:: DO THIS ::
Pictures in the records should not be copied, but every other part must be repeated exactly.

[START DATA IN THIS EXERCISE]

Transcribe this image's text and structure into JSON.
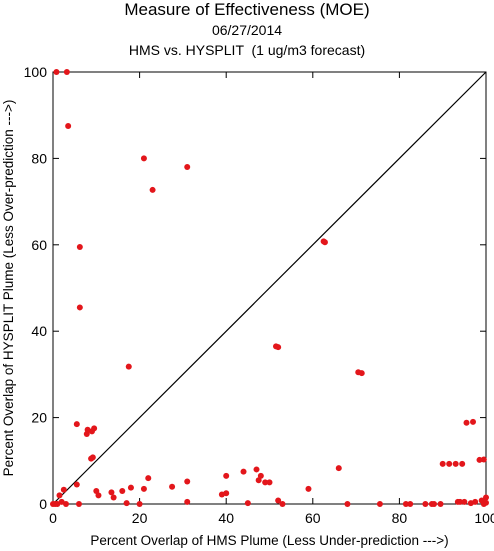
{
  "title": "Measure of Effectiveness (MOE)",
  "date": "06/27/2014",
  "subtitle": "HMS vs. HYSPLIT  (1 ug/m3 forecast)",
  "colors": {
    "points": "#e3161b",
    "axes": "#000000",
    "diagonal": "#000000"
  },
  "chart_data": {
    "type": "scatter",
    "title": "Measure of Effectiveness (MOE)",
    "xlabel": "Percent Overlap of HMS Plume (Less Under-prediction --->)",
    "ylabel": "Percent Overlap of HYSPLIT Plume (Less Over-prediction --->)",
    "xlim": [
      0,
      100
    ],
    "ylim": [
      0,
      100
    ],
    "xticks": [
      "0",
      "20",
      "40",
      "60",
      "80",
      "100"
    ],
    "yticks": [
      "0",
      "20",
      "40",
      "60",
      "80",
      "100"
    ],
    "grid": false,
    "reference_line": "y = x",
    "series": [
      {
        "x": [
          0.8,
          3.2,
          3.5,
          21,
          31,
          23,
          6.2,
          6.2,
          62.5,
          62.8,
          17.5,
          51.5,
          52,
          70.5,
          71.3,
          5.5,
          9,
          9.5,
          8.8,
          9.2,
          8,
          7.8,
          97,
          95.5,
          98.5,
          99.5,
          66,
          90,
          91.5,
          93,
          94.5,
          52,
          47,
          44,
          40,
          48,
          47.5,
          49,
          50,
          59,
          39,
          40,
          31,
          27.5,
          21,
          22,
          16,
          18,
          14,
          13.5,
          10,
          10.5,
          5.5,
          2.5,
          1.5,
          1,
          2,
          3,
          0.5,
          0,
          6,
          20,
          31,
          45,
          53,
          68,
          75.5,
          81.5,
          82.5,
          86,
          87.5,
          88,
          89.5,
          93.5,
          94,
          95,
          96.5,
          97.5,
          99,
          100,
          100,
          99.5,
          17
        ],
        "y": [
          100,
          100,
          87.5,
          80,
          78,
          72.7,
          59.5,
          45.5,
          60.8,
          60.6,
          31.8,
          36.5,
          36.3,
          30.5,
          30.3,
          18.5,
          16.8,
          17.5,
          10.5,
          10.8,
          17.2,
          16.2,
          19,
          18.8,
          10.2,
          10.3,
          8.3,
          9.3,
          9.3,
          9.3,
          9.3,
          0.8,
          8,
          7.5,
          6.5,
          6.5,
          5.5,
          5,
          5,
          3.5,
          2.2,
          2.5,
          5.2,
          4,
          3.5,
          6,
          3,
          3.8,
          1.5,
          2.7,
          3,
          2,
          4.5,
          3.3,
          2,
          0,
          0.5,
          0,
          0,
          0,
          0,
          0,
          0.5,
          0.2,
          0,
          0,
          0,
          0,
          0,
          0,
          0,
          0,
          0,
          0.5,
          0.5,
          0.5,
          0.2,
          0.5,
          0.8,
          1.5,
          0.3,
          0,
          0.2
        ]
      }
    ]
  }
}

[END DATA IN THIS EXERCISE]

:: FULL ANSWER ::
Transcribe this image's text and structure into JSON.
{
  "title": "Measure of Effectiveness (MOE)",
  "date": "06/27/2014",
  "subtitle": "HMS vs. HYSPLIT  (1 ug/m3 forecast)",
  "colors": {
    "points": "#e3161b",
    "axes": "#000000",
    "diagonal": "#000000"
  },
  "chart_data": {
    "type": "scatter",
    "title": "Measure of Effectiveness (MOE)",
    "xlabel": "Percent Overlap of HMS Plume (Less Under-prediction --->)",
    "ylabel": "Percent Overlap of HYSPLIT Plume (Less Over-prediction --->)",
    "xlim": [
      0,
      100
    ],
    "ylim": [
      0,
      100
    ],
    "xticks": [
      "0",
      "20",
      "40",
      "60",
      "80",
      "100"
    ],
    "yticks": [
      "0",
      "20",
      "40",
      "60",
      "80",
      "100"
    ],
    "grid": false,
    "reference_line": "y = x",
    "series": [
      {
        "x": [
          0.8,
          3.2,
          3.5,
          21,
          31,
          23,
          6.2,
          6.2,
          62.5,
          62.8,
          17.5,
          51.5,
          52,
          70.5,
          71.3,
          5.5,
          9,
          9.5,
          8.8,
          9.2,
          8,
          7.8,
          97,
          95.5,
          98.5,
          99.5,
          66,
          90,
          91.5,
          93,
          94.5,
          52,
          47,
          44,
          40,
          48,
          47.5,
          49,
          50,
          59,
          39,
          40,
          31,
          27.5,
          21,
          22,
          16,
          18,
          14,
          13.5,
          10,
          10.5,
          5.5,
          2.5,
          1.5,
          1,
          2,
          3,
          0.5,
          0,
          6,
          20,
          31,
          45,
          53,
          68,
          75.5,
          81.5,
          82.5,
          86,
          87.5,
          88,
          89.5,
          93.5,
          94,
          95,
          96.5,
          97.5,
          99,
          100,
          100,
          99.5,
          17
        ],
        "y": [
          100,
          100,
          87.5,
          80,
          78,
          72.7,
          59.5,
          45.5,
          60.8,
          60.6,
          31.8,
          36.5,
          36.3,
          30.5,
          30.3,
          18.5,
          16.8,
          17.5,
          10.5,
          10.8,
          17.2,
          16.2,
          19,
          18.8,
          10.2,
          10.3,
          8.3,
          9.3,
          9.3,
          9.3,
          9.3,
          0.8,
          8,
          7.5,
          6.5,
          6.5,
          5.5,
          5,
          5,
          3.5,
          2.2,
          2.5,
          5.2,
          4,
          3.5,
          6,
          3,
          3.8,
          1.5,
          2.7,
          3,
          2,
          4.5,
          3.3,
          2,
          0,
          0.5,
          0,
          0,
          0,
          0,
          0,
          0.5,
          0.2,
          0,
          0,
          0,
          0,
          0,
          0,
          0,
          0,
          0,
          0.5,
          0.5,
          0.5,
          0.2,
          0.5,
          0.8,
          1.5,
          0.3,
          0,
          0.2
        ]
      }
    ]
  }
}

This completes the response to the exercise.